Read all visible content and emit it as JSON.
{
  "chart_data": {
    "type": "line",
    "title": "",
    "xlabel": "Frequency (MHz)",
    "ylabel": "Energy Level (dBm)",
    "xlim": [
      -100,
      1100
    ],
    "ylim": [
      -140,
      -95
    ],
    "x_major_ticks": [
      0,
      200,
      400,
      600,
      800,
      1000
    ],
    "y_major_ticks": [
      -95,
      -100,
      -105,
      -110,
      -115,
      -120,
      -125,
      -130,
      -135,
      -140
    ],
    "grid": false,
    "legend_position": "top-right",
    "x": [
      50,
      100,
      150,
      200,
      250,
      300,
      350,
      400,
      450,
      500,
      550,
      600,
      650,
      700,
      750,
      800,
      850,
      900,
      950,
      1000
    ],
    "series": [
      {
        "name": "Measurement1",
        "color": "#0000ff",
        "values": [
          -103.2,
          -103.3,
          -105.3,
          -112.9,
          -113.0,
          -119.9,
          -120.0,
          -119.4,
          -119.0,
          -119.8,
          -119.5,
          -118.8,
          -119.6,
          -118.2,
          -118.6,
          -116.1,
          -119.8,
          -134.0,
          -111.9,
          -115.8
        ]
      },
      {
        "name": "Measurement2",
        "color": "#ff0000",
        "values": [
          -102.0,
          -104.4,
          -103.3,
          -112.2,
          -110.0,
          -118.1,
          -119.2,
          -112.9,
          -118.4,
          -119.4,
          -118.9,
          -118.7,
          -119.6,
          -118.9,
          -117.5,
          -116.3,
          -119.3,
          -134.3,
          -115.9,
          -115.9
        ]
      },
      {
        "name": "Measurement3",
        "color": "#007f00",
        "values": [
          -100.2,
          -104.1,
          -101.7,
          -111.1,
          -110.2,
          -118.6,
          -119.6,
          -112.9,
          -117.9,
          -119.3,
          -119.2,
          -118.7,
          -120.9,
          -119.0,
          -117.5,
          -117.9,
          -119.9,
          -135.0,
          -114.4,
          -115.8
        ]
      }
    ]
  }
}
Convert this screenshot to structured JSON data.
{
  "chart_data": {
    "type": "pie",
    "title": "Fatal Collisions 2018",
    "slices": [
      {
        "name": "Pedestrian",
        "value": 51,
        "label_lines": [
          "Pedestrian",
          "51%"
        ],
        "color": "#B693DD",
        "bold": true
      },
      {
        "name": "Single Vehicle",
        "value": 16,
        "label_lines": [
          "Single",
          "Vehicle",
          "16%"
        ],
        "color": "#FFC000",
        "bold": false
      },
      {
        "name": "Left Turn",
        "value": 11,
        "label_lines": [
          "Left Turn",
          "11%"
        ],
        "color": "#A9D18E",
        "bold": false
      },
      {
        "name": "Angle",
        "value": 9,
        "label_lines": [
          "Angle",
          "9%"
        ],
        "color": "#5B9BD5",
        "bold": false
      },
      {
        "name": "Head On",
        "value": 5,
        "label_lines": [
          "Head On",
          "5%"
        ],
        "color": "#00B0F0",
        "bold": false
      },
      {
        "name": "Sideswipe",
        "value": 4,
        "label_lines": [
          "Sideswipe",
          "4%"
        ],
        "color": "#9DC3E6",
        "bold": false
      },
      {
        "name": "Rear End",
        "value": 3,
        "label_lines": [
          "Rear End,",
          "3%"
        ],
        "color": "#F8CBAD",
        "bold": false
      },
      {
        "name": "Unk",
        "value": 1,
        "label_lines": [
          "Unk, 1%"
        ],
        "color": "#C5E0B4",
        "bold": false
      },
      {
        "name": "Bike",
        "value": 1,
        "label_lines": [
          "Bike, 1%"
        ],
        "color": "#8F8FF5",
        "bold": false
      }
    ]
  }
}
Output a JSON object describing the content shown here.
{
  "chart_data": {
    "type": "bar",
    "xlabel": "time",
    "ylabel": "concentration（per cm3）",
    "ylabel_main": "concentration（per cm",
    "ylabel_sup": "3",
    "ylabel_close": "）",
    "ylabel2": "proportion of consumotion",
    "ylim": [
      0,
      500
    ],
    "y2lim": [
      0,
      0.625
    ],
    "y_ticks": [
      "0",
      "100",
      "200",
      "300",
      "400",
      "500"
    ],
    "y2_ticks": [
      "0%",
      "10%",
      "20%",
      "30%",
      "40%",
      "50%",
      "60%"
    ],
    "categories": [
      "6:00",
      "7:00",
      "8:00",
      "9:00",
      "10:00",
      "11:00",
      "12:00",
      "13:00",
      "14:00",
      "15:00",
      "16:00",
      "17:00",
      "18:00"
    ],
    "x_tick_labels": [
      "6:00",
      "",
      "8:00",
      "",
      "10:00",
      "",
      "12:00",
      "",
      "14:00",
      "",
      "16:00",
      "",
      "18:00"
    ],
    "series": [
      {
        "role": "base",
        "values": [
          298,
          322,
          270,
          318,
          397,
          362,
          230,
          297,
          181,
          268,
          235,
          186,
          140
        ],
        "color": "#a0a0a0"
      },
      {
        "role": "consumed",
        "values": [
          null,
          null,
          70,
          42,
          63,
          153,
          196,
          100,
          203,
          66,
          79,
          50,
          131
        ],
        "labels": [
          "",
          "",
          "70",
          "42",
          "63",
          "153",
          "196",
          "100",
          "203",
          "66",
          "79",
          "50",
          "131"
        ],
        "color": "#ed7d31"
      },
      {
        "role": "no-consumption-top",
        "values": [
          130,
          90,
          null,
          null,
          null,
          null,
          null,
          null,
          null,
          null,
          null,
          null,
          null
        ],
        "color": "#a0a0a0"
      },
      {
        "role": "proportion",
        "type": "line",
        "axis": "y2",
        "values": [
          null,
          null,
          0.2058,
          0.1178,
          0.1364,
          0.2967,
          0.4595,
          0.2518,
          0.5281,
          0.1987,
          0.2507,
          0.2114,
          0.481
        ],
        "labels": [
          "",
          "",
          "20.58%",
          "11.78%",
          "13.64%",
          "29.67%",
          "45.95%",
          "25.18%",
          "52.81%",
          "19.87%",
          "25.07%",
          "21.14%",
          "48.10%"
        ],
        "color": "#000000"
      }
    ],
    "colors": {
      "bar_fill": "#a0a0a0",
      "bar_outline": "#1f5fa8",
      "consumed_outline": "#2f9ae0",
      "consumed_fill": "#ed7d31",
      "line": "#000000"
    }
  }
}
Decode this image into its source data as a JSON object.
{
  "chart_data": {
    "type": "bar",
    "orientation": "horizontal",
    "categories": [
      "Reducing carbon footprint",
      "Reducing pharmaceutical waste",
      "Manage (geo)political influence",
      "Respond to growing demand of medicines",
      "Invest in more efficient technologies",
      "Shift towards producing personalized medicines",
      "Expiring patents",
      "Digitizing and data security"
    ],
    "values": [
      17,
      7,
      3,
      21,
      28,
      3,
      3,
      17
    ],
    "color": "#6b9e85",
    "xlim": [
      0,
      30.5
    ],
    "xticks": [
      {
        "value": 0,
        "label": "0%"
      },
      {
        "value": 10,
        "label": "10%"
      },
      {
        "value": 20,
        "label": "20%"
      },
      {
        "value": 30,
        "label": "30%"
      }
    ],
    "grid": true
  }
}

▶ [PROBLEM TO SOLVE]: Give the number of lines in the listing above that hold the string "Reducing", with nothing else.

▶ [SOLUTION FOR THIS TASK]: 2